### Exercise details
Find the string "asin" in the data, then copy every line where it is found.

--- Given records ---

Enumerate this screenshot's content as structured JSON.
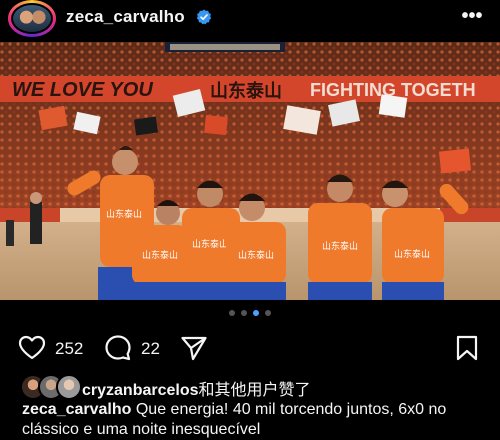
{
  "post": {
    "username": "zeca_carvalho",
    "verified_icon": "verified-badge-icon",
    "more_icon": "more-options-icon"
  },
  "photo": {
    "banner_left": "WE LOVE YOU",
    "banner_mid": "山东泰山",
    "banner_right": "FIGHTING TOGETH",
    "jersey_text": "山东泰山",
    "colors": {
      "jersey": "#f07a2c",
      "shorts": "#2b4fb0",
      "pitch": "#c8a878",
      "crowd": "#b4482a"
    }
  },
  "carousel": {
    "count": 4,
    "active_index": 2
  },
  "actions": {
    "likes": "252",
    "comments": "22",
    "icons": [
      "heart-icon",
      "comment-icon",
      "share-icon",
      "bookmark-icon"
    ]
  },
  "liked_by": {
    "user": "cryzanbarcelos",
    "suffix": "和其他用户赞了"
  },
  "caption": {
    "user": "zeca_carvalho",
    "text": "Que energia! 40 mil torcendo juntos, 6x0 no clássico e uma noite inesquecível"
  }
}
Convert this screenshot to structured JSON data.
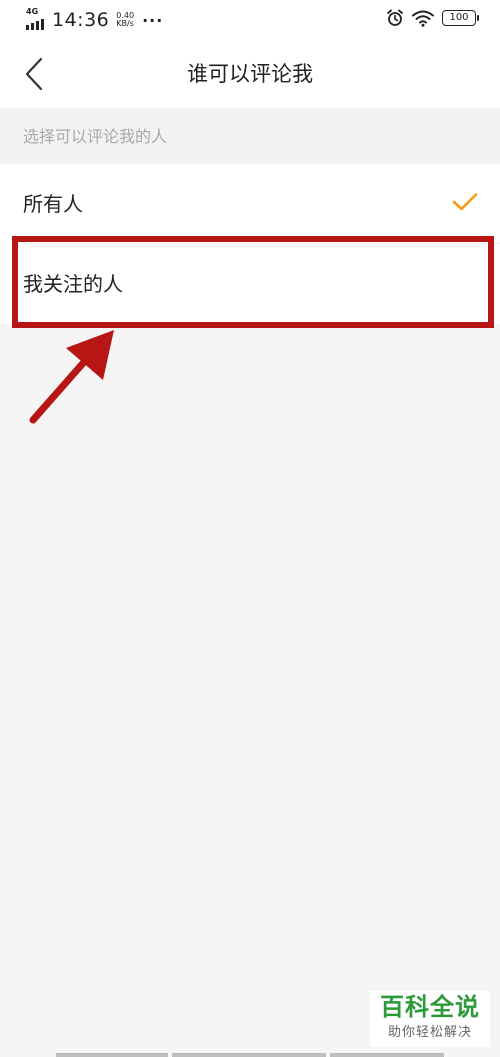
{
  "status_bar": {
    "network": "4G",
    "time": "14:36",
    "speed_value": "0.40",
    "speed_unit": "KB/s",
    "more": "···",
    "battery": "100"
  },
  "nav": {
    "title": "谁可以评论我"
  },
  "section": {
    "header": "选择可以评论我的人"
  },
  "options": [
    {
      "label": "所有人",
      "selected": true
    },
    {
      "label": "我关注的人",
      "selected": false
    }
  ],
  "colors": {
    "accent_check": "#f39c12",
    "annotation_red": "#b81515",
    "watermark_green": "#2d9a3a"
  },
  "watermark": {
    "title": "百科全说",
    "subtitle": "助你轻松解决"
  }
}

---
--- Given records ---

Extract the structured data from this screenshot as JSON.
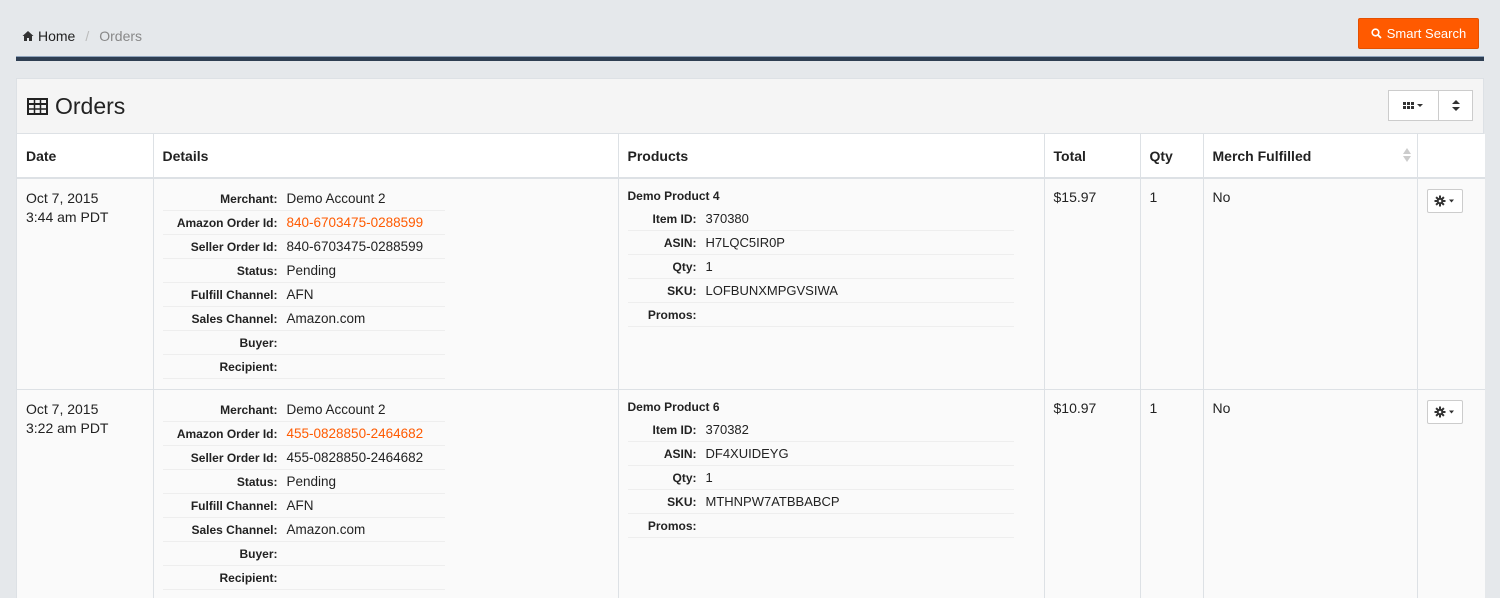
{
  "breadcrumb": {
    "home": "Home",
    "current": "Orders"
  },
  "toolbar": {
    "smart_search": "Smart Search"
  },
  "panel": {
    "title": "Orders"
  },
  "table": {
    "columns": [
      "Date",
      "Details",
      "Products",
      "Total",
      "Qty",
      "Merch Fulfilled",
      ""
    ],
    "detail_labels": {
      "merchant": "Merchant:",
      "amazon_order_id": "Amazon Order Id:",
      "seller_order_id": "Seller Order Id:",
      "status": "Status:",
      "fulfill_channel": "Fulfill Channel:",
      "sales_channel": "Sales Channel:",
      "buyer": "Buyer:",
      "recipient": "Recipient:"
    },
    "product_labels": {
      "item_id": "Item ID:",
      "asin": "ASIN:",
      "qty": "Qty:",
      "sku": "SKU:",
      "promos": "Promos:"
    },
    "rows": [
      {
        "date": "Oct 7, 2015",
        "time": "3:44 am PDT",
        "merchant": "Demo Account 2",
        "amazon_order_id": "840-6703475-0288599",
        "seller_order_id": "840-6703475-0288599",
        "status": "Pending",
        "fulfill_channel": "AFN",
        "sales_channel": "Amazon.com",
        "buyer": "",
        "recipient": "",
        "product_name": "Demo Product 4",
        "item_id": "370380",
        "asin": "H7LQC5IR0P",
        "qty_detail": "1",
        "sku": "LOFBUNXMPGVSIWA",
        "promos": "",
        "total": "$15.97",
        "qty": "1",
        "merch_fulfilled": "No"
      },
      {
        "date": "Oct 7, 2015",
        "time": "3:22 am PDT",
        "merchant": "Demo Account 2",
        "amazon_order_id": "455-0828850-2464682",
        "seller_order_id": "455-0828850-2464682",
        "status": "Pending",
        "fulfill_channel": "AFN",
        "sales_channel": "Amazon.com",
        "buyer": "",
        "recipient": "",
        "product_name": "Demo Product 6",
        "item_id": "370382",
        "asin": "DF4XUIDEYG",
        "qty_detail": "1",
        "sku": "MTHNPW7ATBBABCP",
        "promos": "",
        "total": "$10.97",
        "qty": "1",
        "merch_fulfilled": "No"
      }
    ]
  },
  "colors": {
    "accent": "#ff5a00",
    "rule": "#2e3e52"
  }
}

---

### Solution for this exercise
      "asin": "ASIN:",
        "asin": "H7LQC5IR0P",
        "asin": "DF4XUIDEYG",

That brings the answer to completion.